**掲載文:**
··········
2018-04-08 17:06:55 | 小説
今回は、小説レビューです。
テーマは、おそれおおくも江戸川乱歩。
以前、横溝正史について書いたので、その流れで、横溝にとって友人でありライバルでもあった乱歩御大についても書こうというわけです。

紹介するのは、「芋虫」という短編です。

 

以下、この作品が発表されるまでの経緯を簡単に書いておきましょう。

江戸川乱歩は大正末から昭和にかけて、『一寸法師』という作品を書いていました。
この作品は、世間的にはなかなか評判がよかったようですが、乱歩自身にとっては非常に納得のいかないものでした。この作品のことで自己嫌悪に陥った乱歩は、執筆活動をいったん休止し、放浪の旅に出ます。
そうして一年半が経った頃のことです。
··········
**課題一覧:**
• 1. 掲載文によると、乱歩が自己嫌悪に陥って執筆をいったん休むきっかけになった作品は何ですか。
• 2. 掲載文のうち、「以下、この作品が発表されるまでの経緯を簡単に書いておきましょう。」で始まり「そうして一年半が経った頃のことです。」までの部分を、一字も変えずに書き写してください。
資料は掲載文とは別の出どころのものです。

**元データ:**
··········
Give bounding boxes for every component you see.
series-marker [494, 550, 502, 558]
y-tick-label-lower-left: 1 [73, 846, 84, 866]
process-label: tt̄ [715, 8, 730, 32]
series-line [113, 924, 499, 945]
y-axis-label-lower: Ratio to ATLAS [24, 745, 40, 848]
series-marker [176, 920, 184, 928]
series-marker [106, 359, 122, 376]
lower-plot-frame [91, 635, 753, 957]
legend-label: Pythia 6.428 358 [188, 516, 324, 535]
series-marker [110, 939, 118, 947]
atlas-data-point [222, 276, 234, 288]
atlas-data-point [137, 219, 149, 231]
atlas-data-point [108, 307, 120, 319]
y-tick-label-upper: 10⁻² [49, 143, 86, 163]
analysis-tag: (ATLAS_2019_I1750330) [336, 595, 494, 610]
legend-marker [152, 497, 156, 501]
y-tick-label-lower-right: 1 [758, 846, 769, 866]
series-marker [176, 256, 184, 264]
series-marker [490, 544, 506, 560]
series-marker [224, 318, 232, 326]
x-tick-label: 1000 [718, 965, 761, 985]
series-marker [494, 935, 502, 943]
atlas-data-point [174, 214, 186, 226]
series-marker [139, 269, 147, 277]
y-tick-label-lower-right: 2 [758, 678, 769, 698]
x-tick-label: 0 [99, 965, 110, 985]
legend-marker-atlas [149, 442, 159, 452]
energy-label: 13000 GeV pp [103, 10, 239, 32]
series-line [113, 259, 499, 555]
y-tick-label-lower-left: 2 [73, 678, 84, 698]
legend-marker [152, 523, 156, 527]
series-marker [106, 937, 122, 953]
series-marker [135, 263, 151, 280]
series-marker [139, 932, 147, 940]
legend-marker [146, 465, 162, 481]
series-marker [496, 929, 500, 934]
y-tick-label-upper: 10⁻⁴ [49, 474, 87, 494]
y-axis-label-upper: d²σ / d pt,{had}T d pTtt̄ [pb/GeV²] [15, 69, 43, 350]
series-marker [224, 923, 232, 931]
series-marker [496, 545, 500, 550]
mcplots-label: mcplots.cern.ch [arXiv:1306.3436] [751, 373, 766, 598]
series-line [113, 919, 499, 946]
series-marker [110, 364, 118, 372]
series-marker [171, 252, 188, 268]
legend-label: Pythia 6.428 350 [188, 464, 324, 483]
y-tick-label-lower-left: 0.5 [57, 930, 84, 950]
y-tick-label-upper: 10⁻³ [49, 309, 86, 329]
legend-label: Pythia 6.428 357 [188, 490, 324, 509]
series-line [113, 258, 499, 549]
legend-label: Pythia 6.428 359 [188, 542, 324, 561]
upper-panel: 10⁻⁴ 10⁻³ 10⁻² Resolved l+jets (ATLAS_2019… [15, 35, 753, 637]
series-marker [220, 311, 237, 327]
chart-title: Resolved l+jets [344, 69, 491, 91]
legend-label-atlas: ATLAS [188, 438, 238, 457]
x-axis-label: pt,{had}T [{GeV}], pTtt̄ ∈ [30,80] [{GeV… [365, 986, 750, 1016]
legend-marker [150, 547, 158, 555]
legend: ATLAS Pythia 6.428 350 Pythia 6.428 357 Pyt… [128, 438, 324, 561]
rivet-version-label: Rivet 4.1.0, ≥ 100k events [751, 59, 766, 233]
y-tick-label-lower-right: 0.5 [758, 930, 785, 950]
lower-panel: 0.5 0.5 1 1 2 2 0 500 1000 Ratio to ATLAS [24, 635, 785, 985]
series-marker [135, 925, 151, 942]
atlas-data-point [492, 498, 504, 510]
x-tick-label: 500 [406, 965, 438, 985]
··········
**各課題の答え:**
• 1. 『一寸法師』です。

• 2.
以下、この作品が発表されるまでの経緯を簡単に書いておきましょう。

江戸川乱歩は大正末から昭和にかけて、『一寸法師』という作品を書いていました。
この作品は、世間的にはなかなか評判がよかったようですが、乱歩自身にとっては非常に納得のいかないものでした。この作品のことで自己嫌悪に陥った乱歩は、執筆活動をいったん休止し、放浪の旅に出ます。
そうして一年半が経った頃のことです。